Return all lines where the word "TradeWave" can be found.

>>>>

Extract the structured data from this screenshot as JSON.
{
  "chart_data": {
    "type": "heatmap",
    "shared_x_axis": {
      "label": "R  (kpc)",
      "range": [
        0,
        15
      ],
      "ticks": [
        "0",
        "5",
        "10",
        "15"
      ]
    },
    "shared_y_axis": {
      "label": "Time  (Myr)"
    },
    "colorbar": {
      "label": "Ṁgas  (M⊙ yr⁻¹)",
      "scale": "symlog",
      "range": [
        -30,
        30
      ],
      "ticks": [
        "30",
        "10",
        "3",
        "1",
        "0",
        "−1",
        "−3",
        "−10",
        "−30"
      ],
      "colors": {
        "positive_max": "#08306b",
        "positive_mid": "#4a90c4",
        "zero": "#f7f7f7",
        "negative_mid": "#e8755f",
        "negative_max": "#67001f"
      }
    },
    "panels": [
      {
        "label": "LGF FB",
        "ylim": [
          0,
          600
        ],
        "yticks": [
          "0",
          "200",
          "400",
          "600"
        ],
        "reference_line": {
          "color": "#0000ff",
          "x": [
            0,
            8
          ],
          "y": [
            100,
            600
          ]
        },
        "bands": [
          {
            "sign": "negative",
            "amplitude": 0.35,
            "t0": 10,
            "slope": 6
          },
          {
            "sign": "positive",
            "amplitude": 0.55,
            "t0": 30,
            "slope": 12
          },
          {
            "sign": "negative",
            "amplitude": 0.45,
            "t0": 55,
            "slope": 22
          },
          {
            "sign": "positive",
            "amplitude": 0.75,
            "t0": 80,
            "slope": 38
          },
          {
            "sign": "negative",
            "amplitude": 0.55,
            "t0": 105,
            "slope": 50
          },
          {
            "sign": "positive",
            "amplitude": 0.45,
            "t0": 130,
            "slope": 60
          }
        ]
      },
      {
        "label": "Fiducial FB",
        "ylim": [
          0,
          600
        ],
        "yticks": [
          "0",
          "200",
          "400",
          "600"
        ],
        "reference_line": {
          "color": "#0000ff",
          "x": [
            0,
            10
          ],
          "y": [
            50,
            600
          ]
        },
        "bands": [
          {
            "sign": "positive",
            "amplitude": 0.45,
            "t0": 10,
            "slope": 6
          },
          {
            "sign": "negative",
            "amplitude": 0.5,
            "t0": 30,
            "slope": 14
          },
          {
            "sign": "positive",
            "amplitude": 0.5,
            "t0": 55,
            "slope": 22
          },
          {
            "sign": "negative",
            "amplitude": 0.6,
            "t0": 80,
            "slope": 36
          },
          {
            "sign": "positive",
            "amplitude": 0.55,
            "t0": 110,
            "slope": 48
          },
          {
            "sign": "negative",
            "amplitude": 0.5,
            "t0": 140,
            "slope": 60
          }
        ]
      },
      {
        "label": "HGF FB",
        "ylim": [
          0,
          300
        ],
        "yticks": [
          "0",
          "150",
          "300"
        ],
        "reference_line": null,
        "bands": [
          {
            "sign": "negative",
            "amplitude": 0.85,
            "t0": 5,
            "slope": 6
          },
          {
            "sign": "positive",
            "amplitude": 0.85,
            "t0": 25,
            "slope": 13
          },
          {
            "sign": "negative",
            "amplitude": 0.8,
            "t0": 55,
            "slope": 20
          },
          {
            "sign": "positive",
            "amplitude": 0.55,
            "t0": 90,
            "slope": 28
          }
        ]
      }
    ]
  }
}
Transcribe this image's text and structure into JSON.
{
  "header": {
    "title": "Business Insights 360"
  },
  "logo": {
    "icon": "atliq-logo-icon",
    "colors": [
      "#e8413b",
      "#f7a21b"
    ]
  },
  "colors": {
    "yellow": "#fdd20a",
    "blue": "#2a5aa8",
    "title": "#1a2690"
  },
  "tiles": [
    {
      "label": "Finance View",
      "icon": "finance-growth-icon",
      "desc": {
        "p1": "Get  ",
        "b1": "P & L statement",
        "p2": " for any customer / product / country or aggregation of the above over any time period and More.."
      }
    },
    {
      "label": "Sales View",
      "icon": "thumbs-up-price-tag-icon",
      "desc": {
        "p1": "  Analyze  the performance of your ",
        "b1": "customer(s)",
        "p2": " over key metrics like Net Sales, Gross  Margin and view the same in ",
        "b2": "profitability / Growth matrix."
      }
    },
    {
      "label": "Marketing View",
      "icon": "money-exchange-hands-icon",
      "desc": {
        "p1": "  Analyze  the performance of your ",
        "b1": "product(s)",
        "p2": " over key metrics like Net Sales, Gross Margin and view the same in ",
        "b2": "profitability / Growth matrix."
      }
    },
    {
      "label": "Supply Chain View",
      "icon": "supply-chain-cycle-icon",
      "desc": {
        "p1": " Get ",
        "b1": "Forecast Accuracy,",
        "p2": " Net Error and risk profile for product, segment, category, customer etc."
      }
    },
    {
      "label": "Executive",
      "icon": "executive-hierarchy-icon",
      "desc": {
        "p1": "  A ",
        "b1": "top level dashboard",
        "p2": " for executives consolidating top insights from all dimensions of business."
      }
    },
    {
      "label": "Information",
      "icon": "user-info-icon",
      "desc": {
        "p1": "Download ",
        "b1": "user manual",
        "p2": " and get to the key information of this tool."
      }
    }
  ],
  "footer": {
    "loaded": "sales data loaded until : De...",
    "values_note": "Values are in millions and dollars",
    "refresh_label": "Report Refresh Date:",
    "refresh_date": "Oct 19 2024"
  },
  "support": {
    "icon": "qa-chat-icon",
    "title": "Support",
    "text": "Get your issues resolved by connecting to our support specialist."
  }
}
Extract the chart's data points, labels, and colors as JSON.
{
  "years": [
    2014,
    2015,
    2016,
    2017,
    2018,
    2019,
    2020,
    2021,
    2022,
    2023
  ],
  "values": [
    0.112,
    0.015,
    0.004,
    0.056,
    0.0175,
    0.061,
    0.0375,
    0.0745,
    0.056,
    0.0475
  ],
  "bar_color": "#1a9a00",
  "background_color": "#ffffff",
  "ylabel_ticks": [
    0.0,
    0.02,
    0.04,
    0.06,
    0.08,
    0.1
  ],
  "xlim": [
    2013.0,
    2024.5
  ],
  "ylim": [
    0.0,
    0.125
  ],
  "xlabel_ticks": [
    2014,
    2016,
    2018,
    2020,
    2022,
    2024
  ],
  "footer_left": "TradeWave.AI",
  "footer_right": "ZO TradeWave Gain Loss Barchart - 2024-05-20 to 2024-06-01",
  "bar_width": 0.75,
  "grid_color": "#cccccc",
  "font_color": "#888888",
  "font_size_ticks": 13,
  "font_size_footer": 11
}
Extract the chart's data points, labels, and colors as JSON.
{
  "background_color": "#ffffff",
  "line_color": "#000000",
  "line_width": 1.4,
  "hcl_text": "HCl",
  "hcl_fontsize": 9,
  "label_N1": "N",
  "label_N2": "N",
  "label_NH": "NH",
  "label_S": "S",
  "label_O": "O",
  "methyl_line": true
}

<<<<

ANSWER FOR THIS EXERCISE:
  "footer_left": "TradeWave.AI",
  "footer_right": "ZO TradeWave Gain Loss Barchart - 2024-05-20 to 2024-06-01",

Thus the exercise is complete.